What you are asked to do ->
Answer these questions using the text below about the EY-Parthenon survey on XRP.
1. What share of the surveyed decision-makers reported holding XRP in their portfolios?
2. In what month and year was the survey conducted?
3. Which two cryptocurrencies does the text say continue to dominate the market?

Document section ->
* * * * * * * * *
A recent survey conducted by EY-Parthenon revealed an increase in institutional investor interest in XRP. Over 20% of the surveyed decision-makers disclosed holding XRP in their portfolios, a substantial uptick from previous years.
This development, highlighted by XRP community pundit WrathofKahneman, underscores a growing trend toward diversification within the cryptocurrency market.
The survey, conducted in early March 2024, involved 277 institutional investors from around the globe, including CEOs, COOs, and portfolio managers.
Respondents represented a diverse range of financial institutions, such as wealth managers, family offices, traditional asset managers, hedge funds, and asset owners. The data provides a comprehensive snapshot of the current landscape of institutional investment in cryptocurrencies.
The survey uncovered a notable shift in investor preferences. While Bitcoin and Ethereum continue to dominate the market, a significant proportion of respondents have allocated funds to alternative cryptocurrencies, including XRP.
* * * * * * * * *
Provided material ->
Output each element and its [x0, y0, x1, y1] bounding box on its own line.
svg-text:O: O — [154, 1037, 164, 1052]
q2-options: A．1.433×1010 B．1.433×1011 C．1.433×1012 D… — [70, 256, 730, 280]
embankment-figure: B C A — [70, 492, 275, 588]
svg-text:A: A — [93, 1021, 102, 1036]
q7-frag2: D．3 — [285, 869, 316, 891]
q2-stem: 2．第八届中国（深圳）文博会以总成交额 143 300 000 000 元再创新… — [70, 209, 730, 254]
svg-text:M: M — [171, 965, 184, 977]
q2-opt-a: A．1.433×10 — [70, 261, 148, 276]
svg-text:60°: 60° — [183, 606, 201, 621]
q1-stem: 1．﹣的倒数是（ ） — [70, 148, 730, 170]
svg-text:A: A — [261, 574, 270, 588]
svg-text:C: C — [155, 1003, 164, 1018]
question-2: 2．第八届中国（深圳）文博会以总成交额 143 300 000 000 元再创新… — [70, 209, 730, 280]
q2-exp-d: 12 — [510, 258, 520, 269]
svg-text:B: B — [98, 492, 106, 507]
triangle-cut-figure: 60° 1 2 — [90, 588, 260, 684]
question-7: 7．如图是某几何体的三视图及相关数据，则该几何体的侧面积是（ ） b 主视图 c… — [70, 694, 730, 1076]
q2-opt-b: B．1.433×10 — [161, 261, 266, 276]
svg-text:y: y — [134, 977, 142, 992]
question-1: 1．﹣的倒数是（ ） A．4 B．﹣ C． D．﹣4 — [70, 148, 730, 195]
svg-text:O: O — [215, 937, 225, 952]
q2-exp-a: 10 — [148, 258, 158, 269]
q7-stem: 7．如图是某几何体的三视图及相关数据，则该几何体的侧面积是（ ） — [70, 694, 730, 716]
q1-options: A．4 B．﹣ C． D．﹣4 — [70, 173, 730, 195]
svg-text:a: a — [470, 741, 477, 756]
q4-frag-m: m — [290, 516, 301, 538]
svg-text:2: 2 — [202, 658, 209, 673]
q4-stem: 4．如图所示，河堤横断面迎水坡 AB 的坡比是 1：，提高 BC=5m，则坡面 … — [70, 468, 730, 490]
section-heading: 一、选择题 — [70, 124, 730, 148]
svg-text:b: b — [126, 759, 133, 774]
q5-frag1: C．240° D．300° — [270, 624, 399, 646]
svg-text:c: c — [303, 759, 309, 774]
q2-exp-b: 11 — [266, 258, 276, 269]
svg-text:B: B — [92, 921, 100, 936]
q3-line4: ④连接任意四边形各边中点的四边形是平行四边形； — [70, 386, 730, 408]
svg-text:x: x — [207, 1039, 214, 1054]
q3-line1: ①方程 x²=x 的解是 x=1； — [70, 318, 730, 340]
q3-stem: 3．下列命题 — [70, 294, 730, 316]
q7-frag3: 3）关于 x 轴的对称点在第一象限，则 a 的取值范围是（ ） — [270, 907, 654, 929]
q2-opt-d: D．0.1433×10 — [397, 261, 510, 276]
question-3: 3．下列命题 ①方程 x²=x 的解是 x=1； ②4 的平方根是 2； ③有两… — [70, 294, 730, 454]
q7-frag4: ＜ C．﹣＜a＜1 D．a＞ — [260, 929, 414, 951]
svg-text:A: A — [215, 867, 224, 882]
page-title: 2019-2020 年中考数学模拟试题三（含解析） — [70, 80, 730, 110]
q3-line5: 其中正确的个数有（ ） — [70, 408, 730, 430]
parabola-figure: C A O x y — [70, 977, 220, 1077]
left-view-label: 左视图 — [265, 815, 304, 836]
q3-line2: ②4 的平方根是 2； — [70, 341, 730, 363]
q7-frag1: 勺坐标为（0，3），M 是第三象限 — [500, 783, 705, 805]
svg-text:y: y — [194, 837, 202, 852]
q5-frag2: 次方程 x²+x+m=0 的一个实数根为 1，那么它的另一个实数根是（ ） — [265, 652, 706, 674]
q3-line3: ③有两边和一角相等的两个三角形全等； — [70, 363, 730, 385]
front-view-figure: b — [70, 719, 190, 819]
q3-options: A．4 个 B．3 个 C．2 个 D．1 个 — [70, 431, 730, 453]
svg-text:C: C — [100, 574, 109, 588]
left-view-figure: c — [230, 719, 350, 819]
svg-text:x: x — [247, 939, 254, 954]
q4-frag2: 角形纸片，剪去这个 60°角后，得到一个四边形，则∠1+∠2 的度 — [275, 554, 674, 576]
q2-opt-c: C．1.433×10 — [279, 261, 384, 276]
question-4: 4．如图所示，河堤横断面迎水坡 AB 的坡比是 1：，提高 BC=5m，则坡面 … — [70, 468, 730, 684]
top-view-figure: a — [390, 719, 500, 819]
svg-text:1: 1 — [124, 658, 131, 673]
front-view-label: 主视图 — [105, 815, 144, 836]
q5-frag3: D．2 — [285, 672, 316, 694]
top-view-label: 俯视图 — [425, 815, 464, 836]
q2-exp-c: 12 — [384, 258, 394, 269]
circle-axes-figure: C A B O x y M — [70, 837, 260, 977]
* * * * * * * * *
Solution to this exercise ->
1. Over 20%
2. March 2024 (early March)
3. Bitcoin and Ethereum